◆ Problem statement: Copy each line below without leaving any out.
— START OF Excerpted data —
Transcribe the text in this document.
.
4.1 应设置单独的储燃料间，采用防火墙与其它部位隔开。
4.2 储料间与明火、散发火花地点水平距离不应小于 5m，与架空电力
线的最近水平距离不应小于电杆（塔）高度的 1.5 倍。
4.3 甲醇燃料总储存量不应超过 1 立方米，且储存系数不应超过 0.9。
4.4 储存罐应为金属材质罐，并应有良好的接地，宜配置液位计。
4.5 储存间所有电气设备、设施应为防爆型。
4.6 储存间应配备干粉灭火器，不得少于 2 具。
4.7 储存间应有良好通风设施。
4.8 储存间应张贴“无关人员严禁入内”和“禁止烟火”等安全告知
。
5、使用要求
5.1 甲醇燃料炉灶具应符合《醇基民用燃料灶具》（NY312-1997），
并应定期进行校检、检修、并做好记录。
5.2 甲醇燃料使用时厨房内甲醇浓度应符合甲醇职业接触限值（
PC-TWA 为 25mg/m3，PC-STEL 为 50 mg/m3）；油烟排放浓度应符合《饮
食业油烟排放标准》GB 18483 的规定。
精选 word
— END OF Excerpted data —
◆ Solved problem:
Transcribe the text in this document.
.
4.1 应设置单独的储燃料间，采用防火墙与其它部位隔开。
4.2 储料间与明火、散发火花地点水平距离不应小于 5m，与架空电力
线的最近水平距离不应小于电杆（塔）高度的 1.5 倍。
4.3 甲醇燃料总储存量不应超过 1 立方米，且储存系数不应超过 0.9。
4.4 储存罐应为金属材质罐，并应有良好的接地，宜配置液位计。
4.5 储存间所有电气设备、设施应为防爆型。
4.6 储存间应配备干粉灭火器，不得少于 2 具。
4.7 储存间应有良好通风设施。
4.8 储存间应张贴“无关人员严禁入内”和“禁止烟火”等安全告知
。
5、使用要求
5.1 甲醇燃料炉灶具应符合《醇基民用燃料灶具》（NY312-1997），
并应定期进行校检、检修、并做好记录。
5.2 甲醇燃料使用时厨房内甲醇浓度应符合甲醇职业接触限值（
PC-TWA 为 25mg/m3，PC-STEL 为 50 mg/m3）；油烟排放浓度应符合《饮
食业油烟排放标准》GB 18483 的规定。
精选 word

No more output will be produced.